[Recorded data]
* Start *
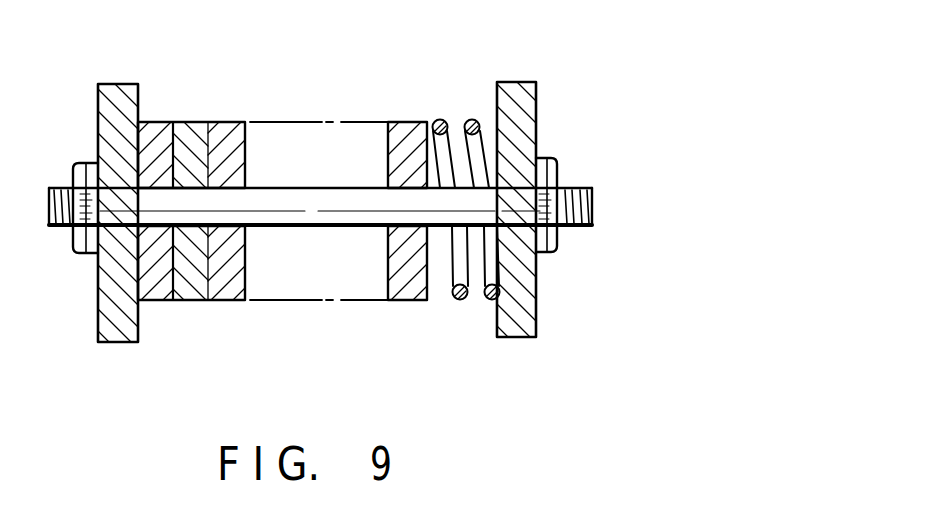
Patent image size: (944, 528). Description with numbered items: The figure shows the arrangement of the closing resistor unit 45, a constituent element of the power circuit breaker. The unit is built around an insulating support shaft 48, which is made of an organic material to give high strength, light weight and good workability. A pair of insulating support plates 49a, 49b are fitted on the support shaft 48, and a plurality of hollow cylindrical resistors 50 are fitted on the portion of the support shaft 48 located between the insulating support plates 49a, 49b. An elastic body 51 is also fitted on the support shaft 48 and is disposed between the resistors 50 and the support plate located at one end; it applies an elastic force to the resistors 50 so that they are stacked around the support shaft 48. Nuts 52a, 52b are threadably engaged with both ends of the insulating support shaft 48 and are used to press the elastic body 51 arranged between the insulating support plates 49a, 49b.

The closing resistor unit 45 is at (544, 109).
The insulating support shaft 48 is at (344, 192).
The insulating support plate 49a is at (100, 322).
The insulating support plate 49b is at (530, 315).
The hollow cylindrical resistors 50 is at (197, 128).
The elastic body 51 is at (463, 300).
The nut 52a is at (88, 255).
The nut 52b is at (553, 253).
* End *
- [TASK BRIEF]
Render every line of the items above as a JSON list of strings, one string per line, with blank lines skipped. Leave the picture out of the answer.

- [SOLUTION FOR THIS EXERCISE]
[
  "Patent image size: (944, 528). Description with numbered items: The figure shows the arrangement of the closing resistor unit 45, a constituent element of the power circuit breaker. The unit is built around an insulating support shaft 48, which is made of an organic material to give high strength, light weight and good workability. A pair of insulating support plates 49a, 49b are fitted on the support shaft 48, and a plurality of hollow cylindrical resistors 50 are fitted on the portion of the support shaft 48 located between the insulating support plates 49a, 49b. An elastic body 51 is also fitted on the support shaft 48 and is disposed between the resistors 50 and the support plate located at one end; it applies an elastic force to the resistors 50 so that they are stacked around the support shaft 48. Nuts 52a, 52b are threadably engaged with both ends of the insulating support shaft 48 and are used to press the elastic body 51 arranged between the insulating support plates 49a, 49b.",
  "The closing resistor unit 45 is at (544, 109).",
  "The insulating support shaft 48 is at (344, 192).",
  "The insulating support plate 49a is at (100, 322).",
  "The insulating support plate 49b is at (530, 315).",
  "The hollow cylindrical resistors 50 is at (197, 128).",
  "The elastic body 51 is at (463, 300).",
  "The nut 52a is at (88, 255).",
  "The nut 52b is at (553, 253)."
]